[Excerpt from a dataset]
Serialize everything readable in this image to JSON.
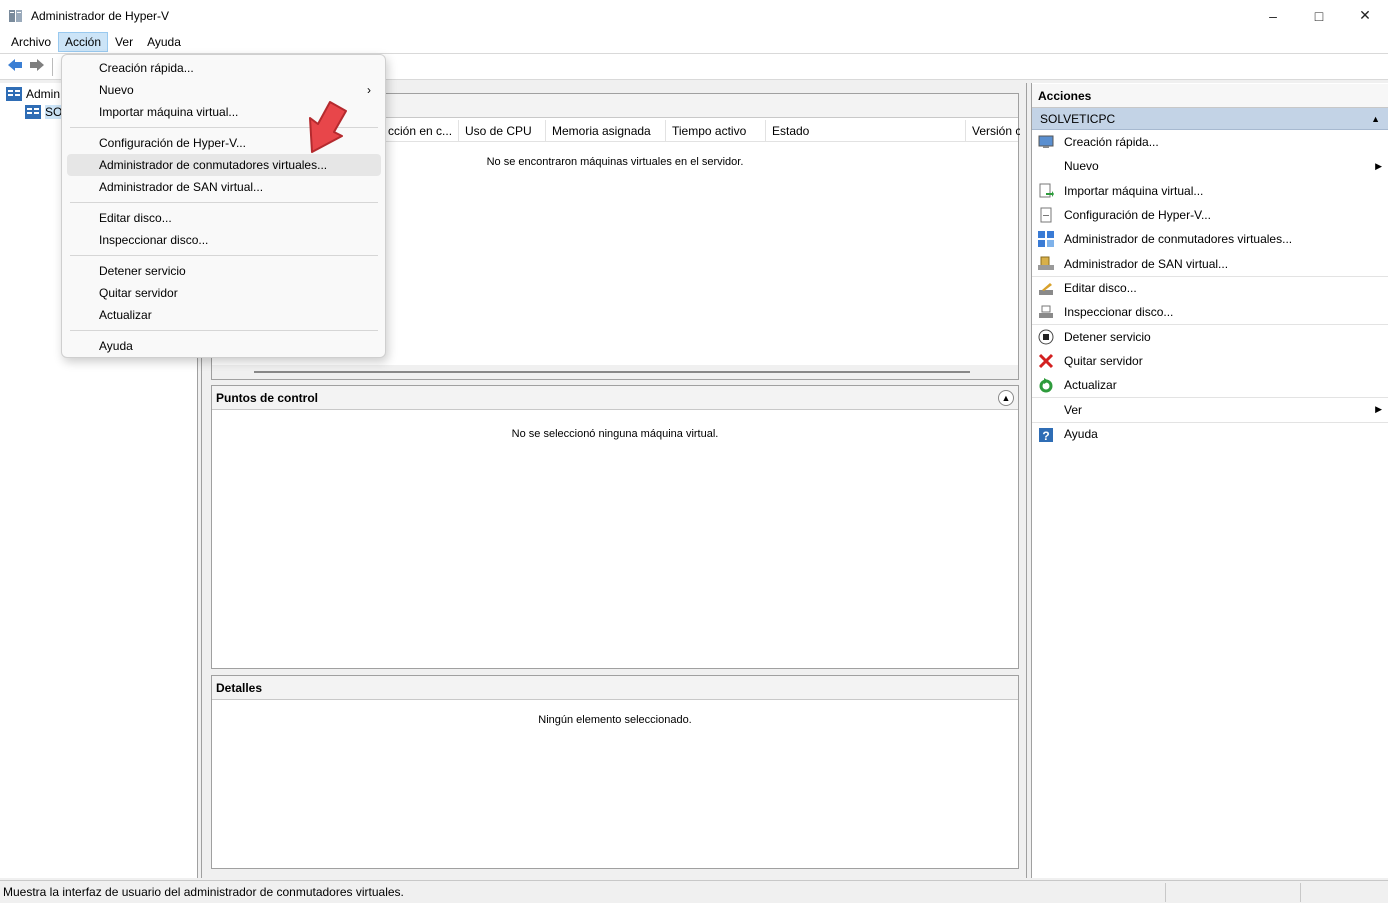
{
  "window": {
    "title": "Administrador de Hyper-V"
  },
  "menubar": [
    "Archivo",
    "Acción",
    "Ver",
    "Ayuda"
  ],
  "tree": {
    "root": "Admin",
    "server": "SO"
  },
  "vm_panel": {
    "columns": [
      "cción en c...",
      "Uso de CPU",
      "Memoria asignada",
      "Tiempo activo",
      "Estado",
      "Versión c"
    ],
    "empty": "No se encontraron máquinas virtuales en el servidor."
  },
  "checkpoints_panel": {
    "title": "Puntos de control",
    "empty": "No se seleccionó ninguna máquina virtual."
  },
  "details_panel": {
    "title": "Detalles",
    "empty": "Ningún elemento seleccionado."
  },
  "actions": {
    "title": "Acciones",
    "section": "SOLVETICPC",
    "items": [
      "Creación rápida...",
      "Nuevo",
      "Importar máquina virtual...",
      "Configuración de Hyper-V...",
      "Administrador de conmutadores virtuales...",
      "Administrador de SAN virtual...",
      "Editar disco...",
      "Inspeccionar disco...",
      "Detener servicio",
      "Quitar servidor",
      "Actualizar",
      "Ver",
      "Ayuda"
    ]
  },
  "dropdown": {
    "items": [
      "Creación rápida...",
      "Nuevo",
      "Importar máquina virtual...",
      "Configuración de Hyper-V...",
      "Administrador de conmutadores virtuales...",
      "Administrador de SAN virtual...",
      "Editar disco...",
      "Inspeccionar disco...",
      "Detener servicio",
      "Quitar servidor",
      "Actualizar",
      "Ayuda"
    ]
  },
  "status": "Muestra la interfaz de usuario del administrador de conmutadores virtuales.",
  "colors": {
    "accent": "#cce4f7",
    "section": "#c3d3e6",
    "arrow": "#e8464a"
  }
}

▶ [EXERCISE AIM]: Return the material exactly as given, apart from the pictures.

▶ [WRITTEN ANSWER]:
Serialize everything readable in this image to JSON.
{
  "window": {
    "title": "Administrador de Hyper-V"
  },
  "menubar": [
    "Archivo",
    "Acción",
    "Ver",
    "Ayuda"
  ],
  "tree": {
    "root": "Admin",
    "server": "SO"
  },
  "vm_panel": {
    "columns": [
      "cción en c...",
      "Uso de CPU",
      "Memoria asignada",
      "Tiempo activo",
      "Estado",
      "Versión c"
    ],
    "empty": "No se encontraron máquinas virtuales en el servidor."
  },
  "checkpoints_panel": {
    "title": "Puntos de control",
    "empty": "No se seleccionó ninguna máquina virtual."
  },
  "details_panel": {
    "title": "Detalles",
    "empty": "Ningún elemento seleccionado."
  },
  "actions": {
    "title": "Acciones",
    "section": "SOLVETICPC",
    "items": [
      "Creación rápida...",
      "Nuevo",
      "Importar máquina virtual...",
      "Configuración de Hyper-V...",
      "Administrador de conmutadores virtuales...",
      "Administrador de SAN virtual...",
      "Editar disco...",
      "Inspeccionar disco...",
      "Detener servicio",
      "Quitar servidor",
      "Actualizar",
      "Ver",
      "Ayuda"
    ]
  },
  "dropdown": {
    "items": [
      "Creación rápida...",
      "Nuevo",
      "Importar máquina virtual...",
      "Configuración de Hyper-V...",
      "Administrador de conmutadores virtuales...",
      "Administrador de SAN virtual...",
      "Editar disco...",
      "Inspeccionar disco...",
      "Detener servicio",
      "Quitar servidor",
      "Actualizar",
      "Ayuda"
    ]
  },
  "status": "Muestra la interfaz de usuario del administrador de conmutadores virtuales.",
  "colors": {
    "accent": "#cce4f7",
    "section": "#c3d3e6",
    "arrow": "#e8464a"
  }
}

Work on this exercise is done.